→ REQUIRED TASK 1
According to the comments in the reply's code in the forum thread on canceling map_partitions(), what does the code do with the delayed partition calls, and how does it then handle the resulting futures?
→ REQUIRED TASK 2
Reproduce the passage of the forum thread on canceling map_partitions() from "I have called" up to and including "client = Client()".
→ REQUIRED TASK 3
Proceed with the forum thread on canceling map_partitions() from the point at which it stops.

→ PAGE TEXT
Cancel map_partitions() based on condition

I have called map_partitions() on a Dask series and for every partition I am returning either True or False. I want to stop running pending map_partition() tasks if a particular partition returns True. Please guide!

Hi @Gateway2745, welcome to this forum!

Did you put up something together, did you try?

I’ve played a little on your use case, and here is what I come up with:

import dask.dataframe as dd
from distributed import Client, as_completed
import time

# Start a client and distributed cluster
client = Client()

# Generate fake data
ddf = dd.from_dict(dict(a=list('abcdefghijklmnopqrstuvwxyz'), b=list(range(26))), npartitions=13)

def my_func(df):
    bsum = df.b.sum()
    time.sleep(bsum / 5)
    if df.b.sum() > 26:
        return True
    else:
        return False

delayed_partitions_calls = ddf.map_partitions(my_func).to_delayed()

# Start every delayed and get the corresponding futures
future_results = client.compute(delayed_partitions_calls)

# Loop on every partition result as soon as they arrive, and just break when True
for future in as_completed(future_results):
   res = future.result()

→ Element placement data
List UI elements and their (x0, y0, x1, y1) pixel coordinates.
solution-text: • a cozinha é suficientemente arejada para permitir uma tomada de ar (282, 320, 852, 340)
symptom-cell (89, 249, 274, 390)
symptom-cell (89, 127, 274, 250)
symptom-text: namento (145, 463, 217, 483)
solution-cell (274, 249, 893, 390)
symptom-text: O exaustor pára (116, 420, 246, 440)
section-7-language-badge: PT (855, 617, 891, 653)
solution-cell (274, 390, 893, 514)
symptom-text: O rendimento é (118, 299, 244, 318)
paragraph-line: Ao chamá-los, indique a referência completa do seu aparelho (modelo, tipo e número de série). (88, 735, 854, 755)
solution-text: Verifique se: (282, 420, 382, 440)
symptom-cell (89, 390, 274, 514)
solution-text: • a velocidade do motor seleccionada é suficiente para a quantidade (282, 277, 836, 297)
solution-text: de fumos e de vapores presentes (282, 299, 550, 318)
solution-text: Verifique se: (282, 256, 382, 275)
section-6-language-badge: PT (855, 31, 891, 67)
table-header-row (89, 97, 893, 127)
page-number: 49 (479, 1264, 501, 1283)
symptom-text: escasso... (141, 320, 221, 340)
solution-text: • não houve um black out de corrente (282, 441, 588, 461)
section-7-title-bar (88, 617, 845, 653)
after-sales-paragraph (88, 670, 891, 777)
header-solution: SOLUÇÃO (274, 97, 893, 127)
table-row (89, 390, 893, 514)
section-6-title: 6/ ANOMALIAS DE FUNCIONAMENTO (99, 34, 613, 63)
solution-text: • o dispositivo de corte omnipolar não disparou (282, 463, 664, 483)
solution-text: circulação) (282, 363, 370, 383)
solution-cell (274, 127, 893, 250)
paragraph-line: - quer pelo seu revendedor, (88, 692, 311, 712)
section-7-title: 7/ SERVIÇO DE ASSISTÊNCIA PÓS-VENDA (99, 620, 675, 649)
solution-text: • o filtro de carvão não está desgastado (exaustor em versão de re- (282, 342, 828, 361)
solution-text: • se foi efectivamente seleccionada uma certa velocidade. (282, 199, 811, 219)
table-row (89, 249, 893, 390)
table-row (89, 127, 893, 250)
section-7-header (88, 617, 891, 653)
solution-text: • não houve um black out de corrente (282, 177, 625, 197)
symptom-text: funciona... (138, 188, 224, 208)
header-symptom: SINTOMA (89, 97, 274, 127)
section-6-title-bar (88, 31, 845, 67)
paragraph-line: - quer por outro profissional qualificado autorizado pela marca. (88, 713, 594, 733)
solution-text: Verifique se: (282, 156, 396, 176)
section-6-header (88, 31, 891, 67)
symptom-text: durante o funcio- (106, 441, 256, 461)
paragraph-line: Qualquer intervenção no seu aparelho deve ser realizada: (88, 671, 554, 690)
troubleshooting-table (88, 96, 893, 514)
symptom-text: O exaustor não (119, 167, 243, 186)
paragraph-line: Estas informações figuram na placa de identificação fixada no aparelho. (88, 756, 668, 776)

→ EXERCISE RESPONSE 1
The code starts every delayed partition call through client.compute to obtain the corresponding futures. It then loops over those futures with as_completed, handling each partition result as soon as it arrives. The loop is meant to break once a result is True.

→ EXERCISE RESPONSE 2
I have called map_partitions() on a Dask series and for every partition I am returning either True or False. I want to stop running pending map_partition() tasks if a particular partition returns True. Please guide!

Hi @Gateway2745, welcome to this forum!

Did you put up something together, did you try?

I’ve played a little on your use case, and here is what I come up with:

import dask.dataframe as dd
from distributed import Client, as_completed
import time

# Start a client and distributed cluster
client = Client()

→ EXERCISE RESPONSE 3
   if res:
       break

# Cancel everything
client.cancel(future_results)

I think it does the job:

  1. Convert Dataframe partition to delayed
  2. Use Future API through Client: convert delayed to futures by submitting them
  3. Use as_completed to gather the results as soon as they arrive

Does it solve your problem?

1 Like

Hi @guillaumeeb . Thank you for your solution! Yes, I did find a solution very similar to yours. I created a function and wrapped it in dask.delayed(). I then looped over the dataframe partitions and called this delayed function on each partition. This is a more lengthy process compared to your map_partitions() followed by to_delayed(). Thanks again!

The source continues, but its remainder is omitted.